Problem
Identify each line containing the word "title" and copy it.

Provided entries
— Start —

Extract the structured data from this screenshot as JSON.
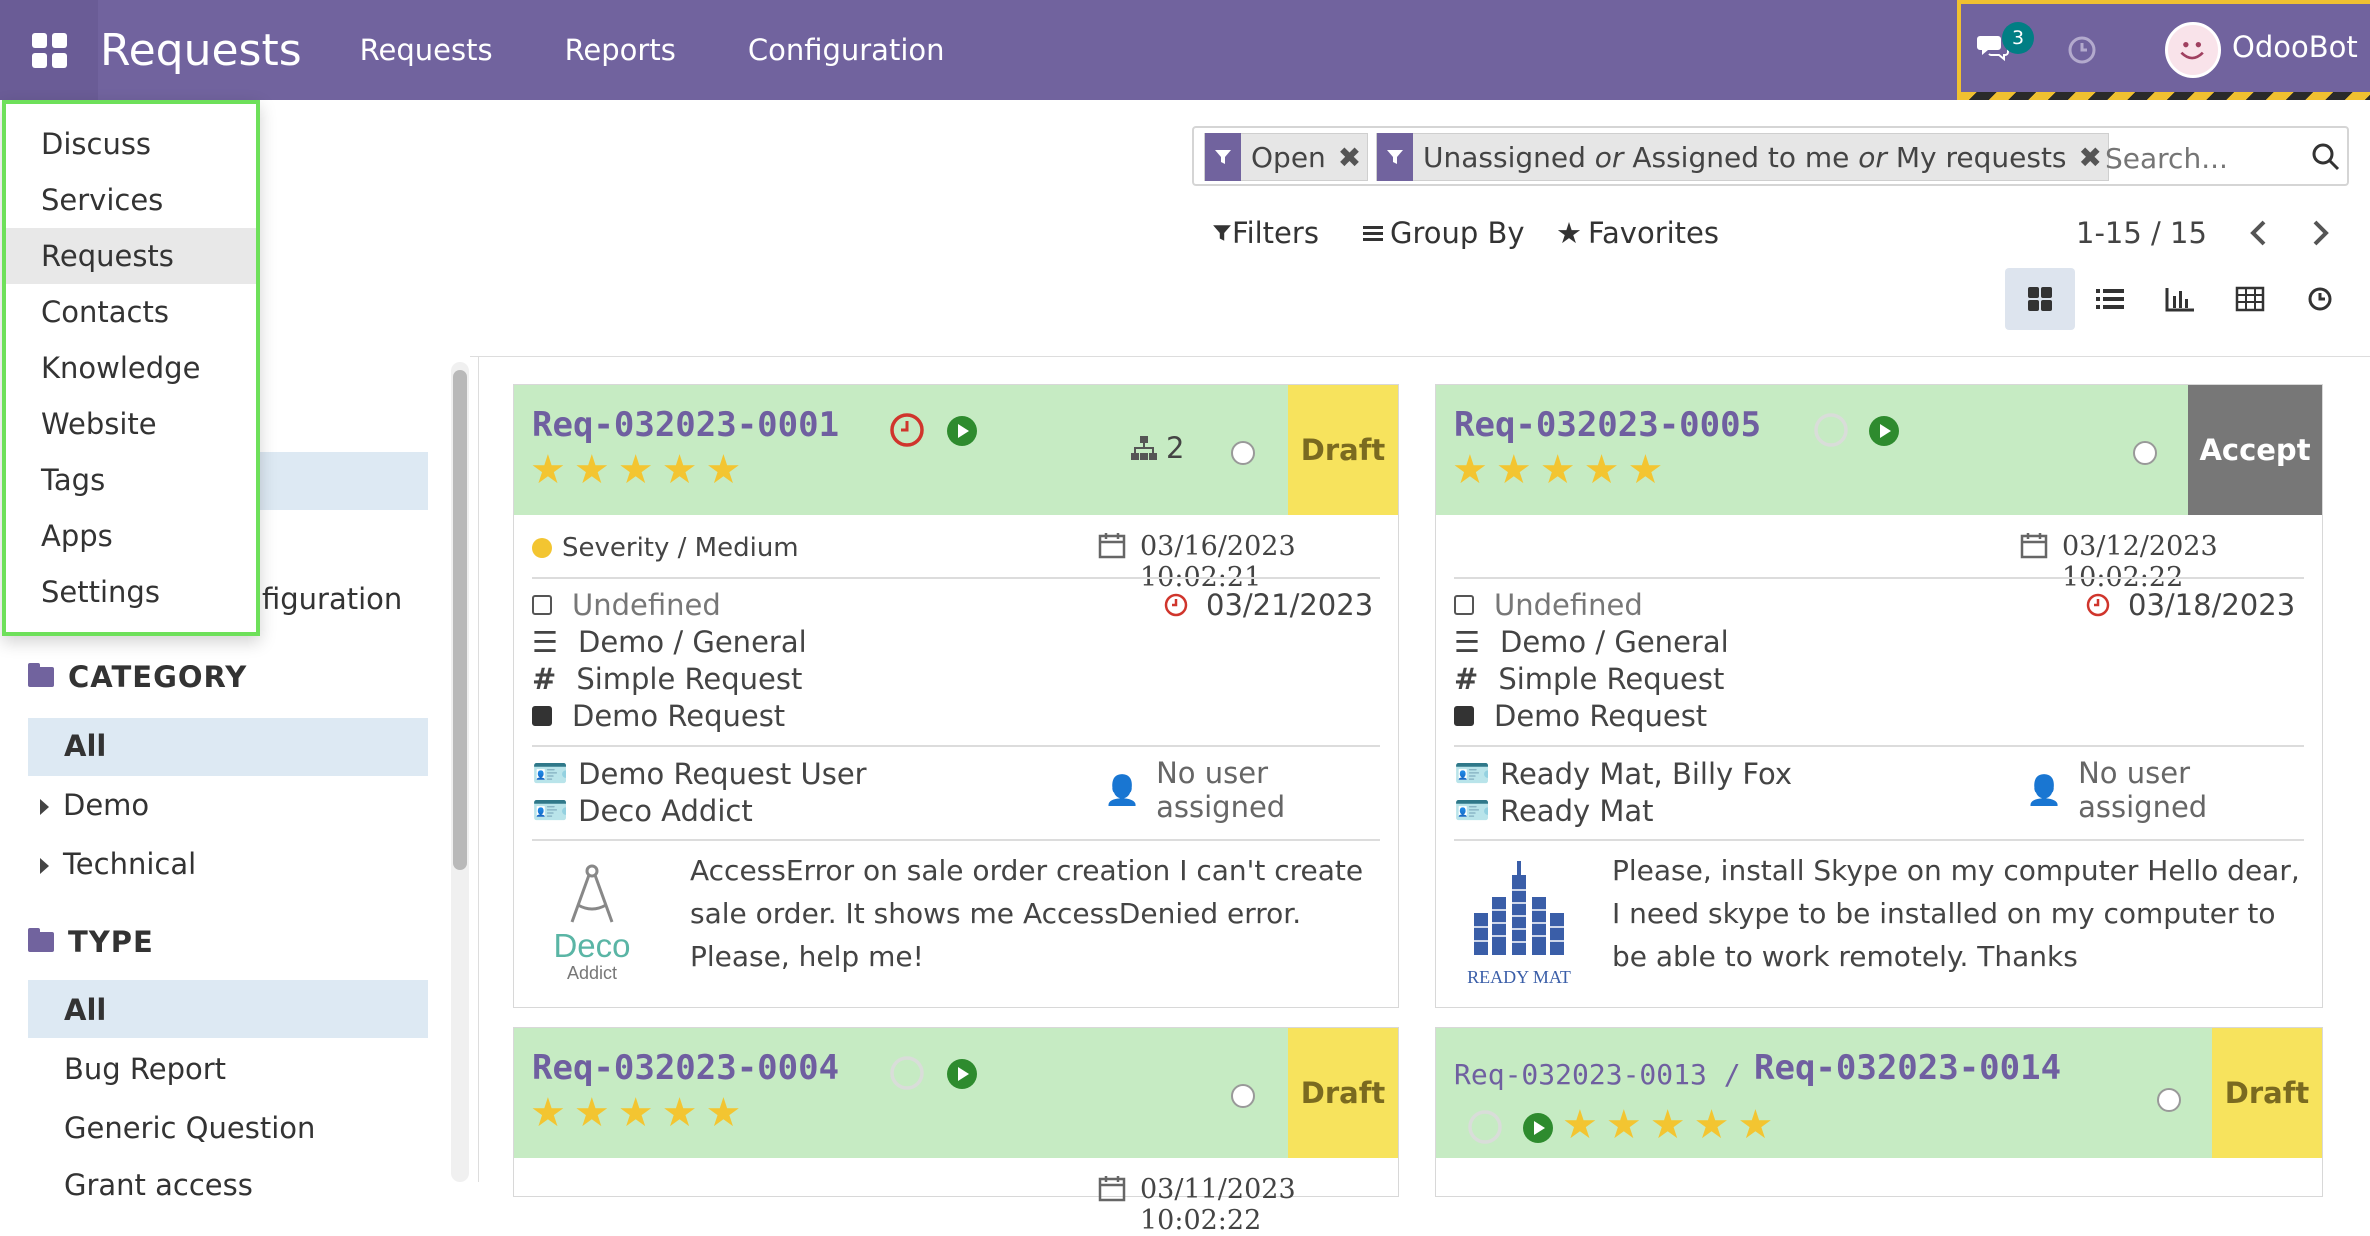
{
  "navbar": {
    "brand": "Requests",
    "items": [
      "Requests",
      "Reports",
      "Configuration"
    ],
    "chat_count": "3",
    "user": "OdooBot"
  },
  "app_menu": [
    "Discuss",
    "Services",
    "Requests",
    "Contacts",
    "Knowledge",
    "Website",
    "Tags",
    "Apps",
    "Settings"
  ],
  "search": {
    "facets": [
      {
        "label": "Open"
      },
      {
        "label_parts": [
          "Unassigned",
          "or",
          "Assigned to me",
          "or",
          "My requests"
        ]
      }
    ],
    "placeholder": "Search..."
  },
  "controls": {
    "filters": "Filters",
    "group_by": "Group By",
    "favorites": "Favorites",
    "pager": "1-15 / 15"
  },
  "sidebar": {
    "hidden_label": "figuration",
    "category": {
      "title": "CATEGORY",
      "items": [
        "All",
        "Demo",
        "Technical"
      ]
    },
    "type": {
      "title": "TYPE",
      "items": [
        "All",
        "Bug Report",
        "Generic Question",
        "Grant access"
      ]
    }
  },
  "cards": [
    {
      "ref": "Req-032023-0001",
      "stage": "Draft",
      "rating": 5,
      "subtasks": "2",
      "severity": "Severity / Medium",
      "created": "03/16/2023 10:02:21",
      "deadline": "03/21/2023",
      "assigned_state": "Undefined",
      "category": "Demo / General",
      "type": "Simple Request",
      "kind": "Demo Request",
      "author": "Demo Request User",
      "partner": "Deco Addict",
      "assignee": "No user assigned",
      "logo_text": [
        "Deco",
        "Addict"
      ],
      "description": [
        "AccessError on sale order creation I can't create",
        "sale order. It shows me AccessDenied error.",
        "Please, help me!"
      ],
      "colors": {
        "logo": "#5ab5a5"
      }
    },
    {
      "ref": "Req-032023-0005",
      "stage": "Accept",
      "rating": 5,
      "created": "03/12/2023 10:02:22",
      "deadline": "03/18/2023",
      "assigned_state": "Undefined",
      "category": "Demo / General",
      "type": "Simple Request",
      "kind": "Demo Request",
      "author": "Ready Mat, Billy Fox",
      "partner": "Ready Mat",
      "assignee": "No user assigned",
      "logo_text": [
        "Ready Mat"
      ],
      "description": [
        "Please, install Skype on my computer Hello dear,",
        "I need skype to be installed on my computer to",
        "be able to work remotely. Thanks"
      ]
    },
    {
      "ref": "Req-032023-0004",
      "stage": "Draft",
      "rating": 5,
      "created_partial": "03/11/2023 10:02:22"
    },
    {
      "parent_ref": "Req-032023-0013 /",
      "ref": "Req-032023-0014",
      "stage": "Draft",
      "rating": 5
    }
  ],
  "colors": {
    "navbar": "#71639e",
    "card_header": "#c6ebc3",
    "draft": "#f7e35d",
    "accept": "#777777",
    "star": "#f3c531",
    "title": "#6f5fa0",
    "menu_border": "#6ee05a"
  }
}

— End —
— Start —

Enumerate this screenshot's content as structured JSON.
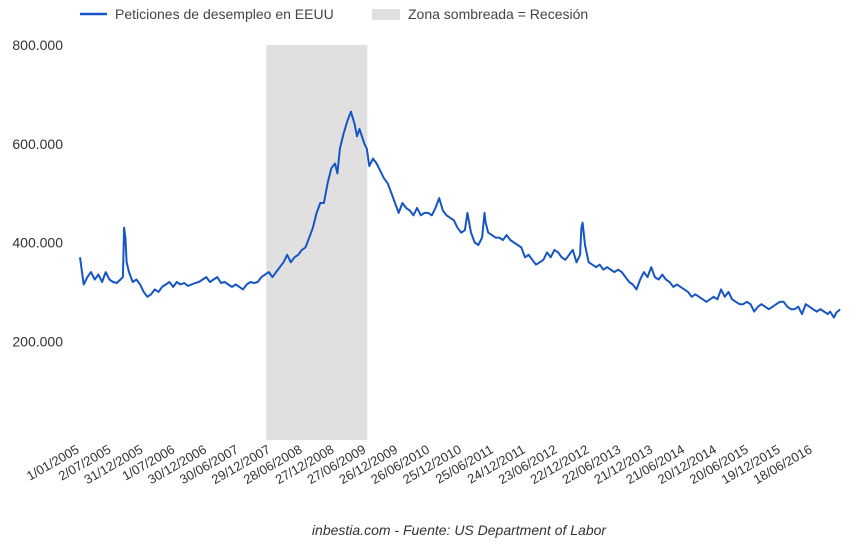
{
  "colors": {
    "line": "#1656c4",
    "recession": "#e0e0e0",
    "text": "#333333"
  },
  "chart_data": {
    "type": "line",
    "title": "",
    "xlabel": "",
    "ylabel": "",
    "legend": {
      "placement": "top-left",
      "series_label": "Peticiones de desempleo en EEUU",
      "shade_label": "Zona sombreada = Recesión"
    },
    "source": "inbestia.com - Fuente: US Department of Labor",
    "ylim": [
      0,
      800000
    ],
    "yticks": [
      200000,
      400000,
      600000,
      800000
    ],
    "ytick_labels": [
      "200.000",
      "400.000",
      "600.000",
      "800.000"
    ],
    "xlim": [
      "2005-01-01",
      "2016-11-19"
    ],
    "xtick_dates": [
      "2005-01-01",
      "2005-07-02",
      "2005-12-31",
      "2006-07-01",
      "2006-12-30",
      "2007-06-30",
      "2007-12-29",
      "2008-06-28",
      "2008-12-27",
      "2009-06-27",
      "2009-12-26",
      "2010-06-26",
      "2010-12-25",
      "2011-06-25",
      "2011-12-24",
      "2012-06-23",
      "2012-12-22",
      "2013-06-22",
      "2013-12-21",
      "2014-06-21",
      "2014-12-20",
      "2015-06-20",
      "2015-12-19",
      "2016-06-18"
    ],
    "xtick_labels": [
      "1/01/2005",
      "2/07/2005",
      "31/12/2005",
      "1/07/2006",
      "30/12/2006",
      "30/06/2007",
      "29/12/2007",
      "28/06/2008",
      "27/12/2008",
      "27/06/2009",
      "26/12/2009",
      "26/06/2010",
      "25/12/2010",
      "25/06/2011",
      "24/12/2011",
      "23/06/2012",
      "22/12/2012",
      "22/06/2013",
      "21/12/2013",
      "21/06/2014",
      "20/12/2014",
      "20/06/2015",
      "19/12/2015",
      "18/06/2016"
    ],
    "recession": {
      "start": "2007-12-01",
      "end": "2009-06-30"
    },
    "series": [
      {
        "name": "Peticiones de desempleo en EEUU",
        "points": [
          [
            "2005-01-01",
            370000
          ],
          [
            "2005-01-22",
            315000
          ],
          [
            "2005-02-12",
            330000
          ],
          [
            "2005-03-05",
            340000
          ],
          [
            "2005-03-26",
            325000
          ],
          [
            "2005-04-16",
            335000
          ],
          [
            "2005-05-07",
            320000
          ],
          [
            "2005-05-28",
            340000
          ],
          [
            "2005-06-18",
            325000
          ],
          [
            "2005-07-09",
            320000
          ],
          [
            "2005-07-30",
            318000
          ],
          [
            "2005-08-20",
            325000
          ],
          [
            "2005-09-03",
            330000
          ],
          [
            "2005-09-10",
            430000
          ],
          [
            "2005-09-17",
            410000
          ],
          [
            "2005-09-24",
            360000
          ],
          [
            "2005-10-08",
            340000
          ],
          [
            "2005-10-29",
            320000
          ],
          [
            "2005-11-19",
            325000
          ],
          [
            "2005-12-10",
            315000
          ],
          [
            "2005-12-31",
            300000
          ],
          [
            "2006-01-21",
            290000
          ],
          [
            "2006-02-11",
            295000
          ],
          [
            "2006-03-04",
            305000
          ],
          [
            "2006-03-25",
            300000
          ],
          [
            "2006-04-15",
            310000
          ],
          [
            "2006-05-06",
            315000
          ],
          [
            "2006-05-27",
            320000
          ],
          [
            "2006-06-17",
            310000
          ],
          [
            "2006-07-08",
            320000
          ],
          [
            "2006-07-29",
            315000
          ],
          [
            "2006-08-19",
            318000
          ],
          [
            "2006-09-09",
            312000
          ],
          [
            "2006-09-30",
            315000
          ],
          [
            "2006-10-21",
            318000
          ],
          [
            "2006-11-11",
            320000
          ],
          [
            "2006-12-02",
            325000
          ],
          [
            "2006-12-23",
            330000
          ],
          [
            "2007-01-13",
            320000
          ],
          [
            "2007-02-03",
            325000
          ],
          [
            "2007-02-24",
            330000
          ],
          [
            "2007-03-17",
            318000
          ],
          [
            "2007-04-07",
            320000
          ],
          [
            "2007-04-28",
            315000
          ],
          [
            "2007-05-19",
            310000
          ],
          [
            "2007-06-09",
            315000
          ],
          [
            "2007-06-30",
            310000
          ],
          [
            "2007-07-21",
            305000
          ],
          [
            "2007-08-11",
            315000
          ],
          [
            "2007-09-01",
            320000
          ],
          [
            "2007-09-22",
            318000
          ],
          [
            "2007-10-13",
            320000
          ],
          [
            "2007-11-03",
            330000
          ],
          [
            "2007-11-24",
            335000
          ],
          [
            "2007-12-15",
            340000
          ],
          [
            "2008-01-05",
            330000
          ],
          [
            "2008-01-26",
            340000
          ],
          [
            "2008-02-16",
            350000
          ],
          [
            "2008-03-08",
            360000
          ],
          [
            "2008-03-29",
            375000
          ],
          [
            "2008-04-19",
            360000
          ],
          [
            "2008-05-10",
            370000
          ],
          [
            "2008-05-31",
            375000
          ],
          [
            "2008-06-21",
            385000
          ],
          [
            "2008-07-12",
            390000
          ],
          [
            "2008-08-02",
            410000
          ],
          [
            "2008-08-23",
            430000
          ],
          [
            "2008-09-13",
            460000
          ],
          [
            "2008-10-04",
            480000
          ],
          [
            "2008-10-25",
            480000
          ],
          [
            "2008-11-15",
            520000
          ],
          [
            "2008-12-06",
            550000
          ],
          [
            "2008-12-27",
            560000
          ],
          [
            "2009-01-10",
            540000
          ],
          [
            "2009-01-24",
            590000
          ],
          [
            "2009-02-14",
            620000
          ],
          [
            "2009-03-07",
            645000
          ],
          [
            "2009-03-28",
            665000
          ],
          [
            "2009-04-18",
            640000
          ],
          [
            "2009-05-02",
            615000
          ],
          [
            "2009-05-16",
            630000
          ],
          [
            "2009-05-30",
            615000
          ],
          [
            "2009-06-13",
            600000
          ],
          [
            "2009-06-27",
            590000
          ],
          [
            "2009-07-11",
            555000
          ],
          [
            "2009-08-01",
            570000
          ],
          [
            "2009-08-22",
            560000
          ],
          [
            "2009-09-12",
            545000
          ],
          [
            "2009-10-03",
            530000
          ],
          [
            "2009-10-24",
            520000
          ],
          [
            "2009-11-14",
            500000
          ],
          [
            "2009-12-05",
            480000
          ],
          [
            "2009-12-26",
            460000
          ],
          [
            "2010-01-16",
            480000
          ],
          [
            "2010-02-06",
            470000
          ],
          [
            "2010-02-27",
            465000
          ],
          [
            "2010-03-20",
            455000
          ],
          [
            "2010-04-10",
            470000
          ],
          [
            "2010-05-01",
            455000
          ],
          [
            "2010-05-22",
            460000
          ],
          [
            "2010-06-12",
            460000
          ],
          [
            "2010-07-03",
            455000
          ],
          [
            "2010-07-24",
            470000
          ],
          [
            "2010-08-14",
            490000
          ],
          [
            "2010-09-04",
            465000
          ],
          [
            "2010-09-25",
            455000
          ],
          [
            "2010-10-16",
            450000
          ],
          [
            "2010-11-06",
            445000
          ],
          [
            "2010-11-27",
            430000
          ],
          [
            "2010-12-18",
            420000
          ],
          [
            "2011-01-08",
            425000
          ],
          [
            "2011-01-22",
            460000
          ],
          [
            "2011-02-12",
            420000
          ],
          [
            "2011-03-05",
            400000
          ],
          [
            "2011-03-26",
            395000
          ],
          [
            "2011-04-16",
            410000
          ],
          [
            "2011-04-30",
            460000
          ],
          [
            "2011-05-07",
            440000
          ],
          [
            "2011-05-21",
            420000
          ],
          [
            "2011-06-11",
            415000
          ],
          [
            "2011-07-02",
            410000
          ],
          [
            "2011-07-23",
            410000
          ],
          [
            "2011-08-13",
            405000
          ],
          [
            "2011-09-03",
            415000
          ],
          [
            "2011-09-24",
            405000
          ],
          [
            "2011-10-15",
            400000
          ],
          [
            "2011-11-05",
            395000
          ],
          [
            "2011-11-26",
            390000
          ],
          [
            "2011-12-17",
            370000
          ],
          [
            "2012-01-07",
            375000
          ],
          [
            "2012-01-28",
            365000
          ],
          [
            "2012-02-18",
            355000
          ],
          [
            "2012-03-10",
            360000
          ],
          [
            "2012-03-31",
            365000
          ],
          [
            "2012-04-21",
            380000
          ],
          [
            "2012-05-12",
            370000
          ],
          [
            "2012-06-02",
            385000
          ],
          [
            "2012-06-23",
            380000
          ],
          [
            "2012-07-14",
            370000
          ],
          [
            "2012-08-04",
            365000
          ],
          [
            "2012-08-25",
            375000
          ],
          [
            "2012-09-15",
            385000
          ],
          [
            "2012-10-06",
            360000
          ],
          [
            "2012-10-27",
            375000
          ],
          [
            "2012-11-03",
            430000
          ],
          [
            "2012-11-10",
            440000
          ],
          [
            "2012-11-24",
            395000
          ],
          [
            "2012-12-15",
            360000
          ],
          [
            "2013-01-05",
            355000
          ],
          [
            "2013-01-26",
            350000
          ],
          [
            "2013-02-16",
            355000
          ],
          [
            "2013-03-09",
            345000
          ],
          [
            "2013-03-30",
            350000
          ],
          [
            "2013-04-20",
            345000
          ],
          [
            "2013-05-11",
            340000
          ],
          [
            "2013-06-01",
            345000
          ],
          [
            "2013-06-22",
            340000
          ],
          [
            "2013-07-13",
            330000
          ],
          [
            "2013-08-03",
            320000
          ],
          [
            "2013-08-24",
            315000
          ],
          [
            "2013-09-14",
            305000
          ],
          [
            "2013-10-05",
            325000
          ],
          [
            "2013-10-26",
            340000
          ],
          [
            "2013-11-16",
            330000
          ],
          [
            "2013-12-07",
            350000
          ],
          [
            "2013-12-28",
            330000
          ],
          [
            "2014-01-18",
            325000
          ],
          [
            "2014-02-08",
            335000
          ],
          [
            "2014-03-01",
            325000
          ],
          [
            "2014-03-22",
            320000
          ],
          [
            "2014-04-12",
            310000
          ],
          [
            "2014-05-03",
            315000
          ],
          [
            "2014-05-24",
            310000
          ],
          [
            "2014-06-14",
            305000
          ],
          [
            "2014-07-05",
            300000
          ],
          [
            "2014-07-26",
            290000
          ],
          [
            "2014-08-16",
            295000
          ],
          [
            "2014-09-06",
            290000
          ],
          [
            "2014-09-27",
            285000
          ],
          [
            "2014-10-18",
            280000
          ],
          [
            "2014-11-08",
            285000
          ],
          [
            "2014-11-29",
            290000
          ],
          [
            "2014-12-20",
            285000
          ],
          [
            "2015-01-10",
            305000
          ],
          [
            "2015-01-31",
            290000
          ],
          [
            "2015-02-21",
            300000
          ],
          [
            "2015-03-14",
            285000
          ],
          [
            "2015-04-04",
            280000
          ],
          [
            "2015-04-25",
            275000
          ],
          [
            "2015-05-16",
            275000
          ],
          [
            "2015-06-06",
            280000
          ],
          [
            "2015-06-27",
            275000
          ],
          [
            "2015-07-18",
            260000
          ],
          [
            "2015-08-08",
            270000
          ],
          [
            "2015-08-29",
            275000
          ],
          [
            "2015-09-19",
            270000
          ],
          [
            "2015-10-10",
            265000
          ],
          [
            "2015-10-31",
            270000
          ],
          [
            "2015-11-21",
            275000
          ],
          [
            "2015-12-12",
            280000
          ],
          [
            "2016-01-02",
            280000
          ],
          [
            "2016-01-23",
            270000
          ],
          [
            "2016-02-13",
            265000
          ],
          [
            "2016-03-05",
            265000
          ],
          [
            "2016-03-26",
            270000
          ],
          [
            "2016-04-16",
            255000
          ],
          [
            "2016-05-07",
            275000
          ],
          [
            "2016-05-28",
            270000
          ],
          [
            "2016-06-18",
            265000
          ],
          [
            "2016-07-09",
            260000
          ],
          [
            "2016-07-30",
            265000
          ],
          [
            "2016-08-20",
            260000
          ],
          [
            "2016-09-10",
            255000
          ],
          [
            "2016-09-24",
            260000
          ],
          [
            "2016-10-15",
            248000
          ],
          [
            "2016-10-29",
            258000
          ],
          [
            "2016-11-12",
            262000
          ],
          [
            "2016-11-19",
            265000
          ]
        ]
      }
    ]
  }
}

— End —

Output
      "title": "CATEGORY",
      "title": "TYPE",
    "title": "#6f5fa0",
    "title": "",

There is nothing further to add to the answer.